**To be done:**
All the records that follow need to be reproduced exactly. Omit the images.

**Data records:**
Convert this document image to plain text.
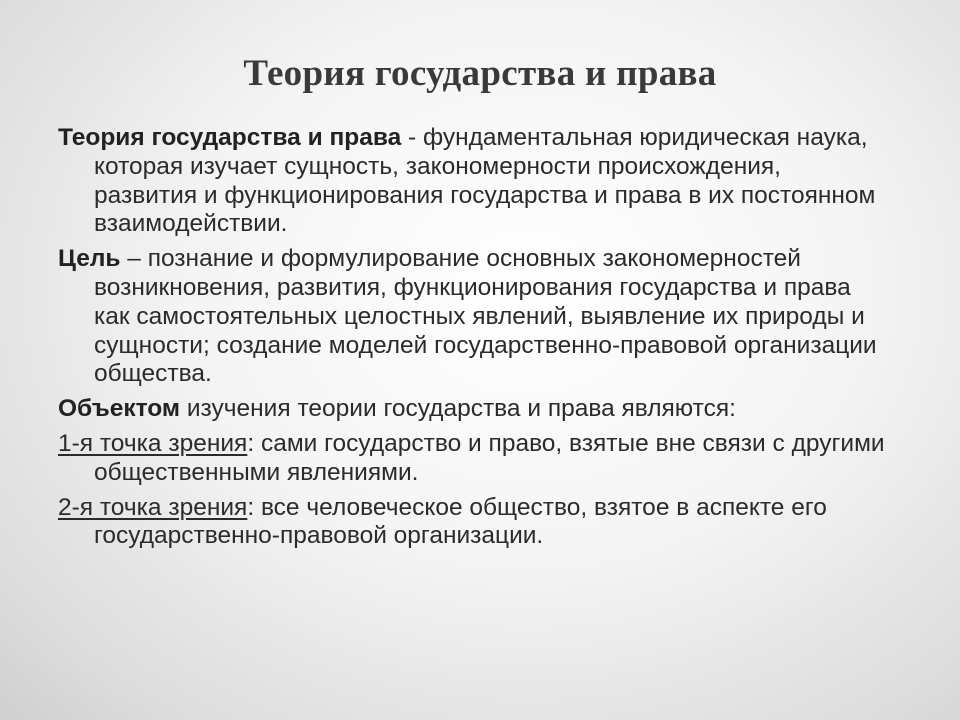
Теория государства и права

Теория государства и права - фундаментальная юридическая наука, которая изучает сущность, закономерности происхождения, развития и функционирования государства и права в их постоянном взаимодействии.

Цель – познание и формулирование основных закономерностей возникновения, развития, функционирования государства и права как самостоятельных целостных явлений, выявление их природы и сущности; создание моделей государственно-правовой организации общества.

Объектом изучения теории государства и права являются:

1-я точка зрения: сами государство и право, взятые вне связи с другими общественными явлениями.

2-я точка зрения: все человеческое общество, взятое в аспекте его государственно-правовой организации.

**Response to the exercise:**
Convert this document image to plain text.
Теория государства и права

Теория государства и права - фундаментальная юридическая наука, которая изучает сущность, закономерности происхождения, развития и функционирования государства и права в их постоянном взаимодействии.

Цель – познание и формулирование основных закономерностей возникновения, развития, функционирования государства и права как самостоятельных целостных явлений, выявление их природы и сущности; создание моделей государственно-правовой организации общества.

Объектом изучения теории государства и права являются:

1-я точка зрения: сами государство и право, взятые вне связи с другими общественными явлениями.

2-я точка зрения: все человеческое общество, взятое в аспекте его государственно-правовой организации.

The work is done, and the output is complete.